*Input data*:
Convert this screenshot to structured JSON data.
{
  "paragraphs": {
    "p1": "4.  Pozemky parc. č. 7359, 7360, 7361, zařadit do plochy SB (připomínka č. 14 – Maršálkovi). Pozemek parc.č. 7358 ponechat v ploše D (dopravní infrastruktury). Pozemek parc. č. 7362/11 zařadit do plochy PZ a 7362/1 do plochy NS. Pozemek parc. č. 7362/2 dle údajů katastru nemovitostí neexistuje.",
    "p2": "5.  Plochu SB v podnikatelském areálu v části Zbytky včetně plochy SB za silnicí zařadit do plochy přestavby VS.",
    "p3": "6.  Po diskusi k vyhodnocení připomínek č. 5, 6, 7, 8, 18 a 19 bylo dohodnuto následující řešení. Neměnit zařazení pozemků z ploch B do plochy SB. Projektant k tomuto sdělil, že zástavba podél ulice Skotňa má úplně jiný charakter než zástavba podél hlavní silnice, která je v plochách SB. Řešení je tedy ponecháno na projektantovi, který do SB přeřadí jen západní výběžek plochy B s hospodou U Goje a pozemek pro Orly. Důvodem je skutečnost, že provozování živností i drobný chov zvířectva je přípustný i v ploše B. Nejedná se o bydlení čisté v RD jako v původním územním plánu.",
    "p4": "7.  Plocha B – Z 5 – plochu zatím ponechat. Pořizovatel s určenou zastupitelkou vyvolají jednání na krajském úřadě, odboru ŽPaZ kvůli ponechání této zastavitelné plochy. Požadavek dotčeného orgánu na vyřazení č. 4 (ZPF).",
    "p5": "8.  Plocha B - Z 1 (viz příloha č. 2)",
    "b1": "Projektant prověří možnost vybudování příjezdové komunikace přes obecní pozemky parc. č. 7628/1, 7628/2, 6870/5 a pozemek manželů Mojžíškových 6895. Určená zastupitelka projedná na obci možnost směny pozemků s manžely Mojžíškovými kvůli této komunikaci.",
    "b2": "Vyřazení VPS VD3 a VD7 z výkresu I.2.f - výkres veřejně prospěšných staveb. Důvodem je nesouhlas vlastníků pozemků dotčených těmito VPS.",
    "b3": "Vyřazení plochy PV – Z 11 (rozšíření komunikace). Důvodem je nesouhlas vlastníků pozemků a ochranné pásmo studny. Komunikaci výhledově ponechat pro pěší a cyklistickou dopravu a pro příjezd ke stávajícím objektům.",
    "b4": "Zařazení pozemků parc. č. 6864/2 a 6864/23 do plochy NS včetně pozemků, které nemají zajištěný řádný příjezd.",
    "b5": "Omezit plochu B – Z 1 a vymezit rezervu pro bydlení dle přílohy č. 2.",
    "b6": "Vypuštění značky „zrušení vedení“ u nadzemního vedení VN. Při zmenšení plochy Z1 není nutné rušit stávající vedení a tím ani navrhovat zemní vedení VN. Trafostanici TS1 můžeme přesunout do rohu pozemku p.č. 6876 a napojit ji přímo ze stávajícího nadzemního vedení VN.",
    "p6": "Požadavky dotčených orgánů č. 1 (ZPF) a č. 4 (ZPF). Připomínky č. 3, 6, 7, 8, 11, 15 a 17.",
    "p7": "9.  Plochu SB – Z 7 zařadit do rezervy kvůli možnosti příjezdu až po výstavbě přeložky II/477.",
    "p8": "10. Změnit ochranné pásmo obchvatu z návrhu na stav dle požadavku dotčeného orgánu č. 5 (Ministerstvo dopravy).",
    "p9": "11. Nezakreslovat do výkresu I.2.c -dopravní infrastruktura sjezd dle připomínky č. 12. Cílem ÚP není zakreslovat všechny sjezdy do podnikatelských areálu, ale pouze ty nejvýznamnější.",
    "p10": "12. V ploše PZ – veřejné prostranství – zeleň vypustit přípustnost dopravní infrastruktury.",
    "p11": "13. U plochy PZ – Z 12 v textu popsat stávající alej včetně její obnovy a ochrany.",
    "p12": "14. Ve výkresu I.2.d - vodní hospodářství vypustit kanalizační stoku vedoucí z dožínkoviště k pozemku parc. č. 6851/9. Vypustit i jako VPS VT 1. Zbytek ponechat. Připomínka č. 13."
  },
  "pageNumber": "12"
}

*Goal*: Each entry above is to be set down again in exactly the same words.

*Response to this task*:
Convert this screenshot to structured JSON data.
{
  "paragraphs": {
    "p1": "4.  Pozemky parc. č. 7359, 7360, 7361, zařadit do plochy SB (připomínka č. 14 – Maršálkovi). Pozemek parc.č. 7358 ponechat v ploše D (dopravní infrastruktury). Pozemek parc. č. 7362/11 zařadit do plochy PZ a 7362/1 do plochy NS. Pozemek parc. č. 7362/2 dle údajů katastru nemovitostí neexistuje.",
    "p2": "5.  Plochu SB v podnikatelském areálu v části Zbytky včetně plochy SB za silnicí zařadit do plochy přestavby VS.",
    "p3": "6.  Po diskusi k vyhodnocení připomínek č. 5, 6, 7, 8, 18 a 19 bylo dohodnuto následující řešení. Neměnit zařazení pozemků z ploch B do plochy SB. Projektant k tomuto sdělil, že zástavba podél ulice Skotňa má úplně jiný charakter než zástavba podél hlavní silnice, která je v plochách SB. Řešení je tedy ponecháno na projektantovi, který do SB přeřadí jen západní výběžek plochy B s hospodou U Goje a pozemek pro Orly. Důvodem je skutečnost, že provozování živností i drobný chov zvířectva je přípustný i v ploše B. Nejedná se o bydlení čisté v RD jako v původním územním plánu.",
    "p4": "7.  Plocha B – Z 5 – plochu zatím ponechat. Pořizovatel s určenou zastupitelkou vyvolají jednání na krajském úřadě, odboru ŽPaZ kvůli ponechání této zastavitelné plochy. Požadavek dotčeného orgánu na vyřazení č. 4 (ZPF).",
    "p5": "8.  Plocha B - Z 1 (viz příloha č. 2)",
    "b1": "Projektant prověří možnost vybudování příjezdové komunikace přes obecní pozemky parc. č. 7628/1, 7628/2, 6870/5 a pozemek manželů Mojžíškových 6895. Určená zastupitelka projedná na obci možnost směny pozemků s manžely Mojžíškovými kvůli této komunikaci.",
    "b2": "Vyřazení VPS VD3 a VD7 z výkresu I.2.f - výkres veřejně prospěšných staveb. Důvodem je nesouhlas vlastníků pozemků dotčených těmito VPS.",
    "b3": "Vyřazení plochy PV – Z 11 (rozšíření komunikace). Důvodem je nesouhlas vlastníků pozemků a ochranné pásmo studny. Komunikaci výhledově ponechat pro pěší a cyklistickou dopravu a pro příjezd ke stávajícím objektům.",
    "b4": "Zařazení pozemků parc. č. 6864/2 a 6864/23 do plochy NS včetně pozemků, které nemají zajištěný řádný příjezd.",
    "b5": "Omezit plochu B – Z 1 a vymezit rezervu pro bydlení dle přílohy č. 2.",
    "b6": "Vypuštění značky „zrušení vedení“ u nadzemního vedení VN. Při zmenšení plochy Z1 není nutné rušit stávající vedení a tím ani navrhovat zemní vedení VN. Trafostanici TS1 můžeme přesunout do rohu pozemku p.č. 6876 a napojit ji přímo ze stávajícího nadzemního vedení VN.",
    "p6": "Požadavky dotčených orgánů č. 1 (ZPF) a č. 4 (ZPF). Připomínky č. 3, 6, 7, 8, 11, 15 a 17.",
    "p7": "9.  Plochu SB – Z 7 zařadit do rezervy kvůli možnosti příjezdu až po výstavbě přeložky II/477.",
    "p8": "10. Změnit ochranné pásmo obchvatu z návrhu na stav dle požadavku dotčeného orgánu č. 5 (Ministerstvo dopravy).",
    "p9": "11. Nezakreslovat do výkresu I.2.c -dopravní infrastruktura sjezd dle připomínky č. 12. Cílem ÚP není zakreslovat všechny sjezdy do podnikatelských areálu, ale pouze ty nejvýznamnější.",
    "p10": "12. V ploše PZ – veřejné prostranství – zeleň vypustit přípustnost dopravní infrastruktury.",
    "p11": "13. U plochy PZ – Z 12 v textu popsat stávající alej včetně její obnovy a ochrany.",
    "p12": "14. Ve výkresu I.2.d - vodní hospodářství vypustit kanalizační stoku vedoucí z dožínkoviště k pozemku parc. č. 6851/9. Vypustit i jako VPS VT 1. Zbytek ponechat. Připomínka č. 13."
  },
  "pageNumber": "12"
}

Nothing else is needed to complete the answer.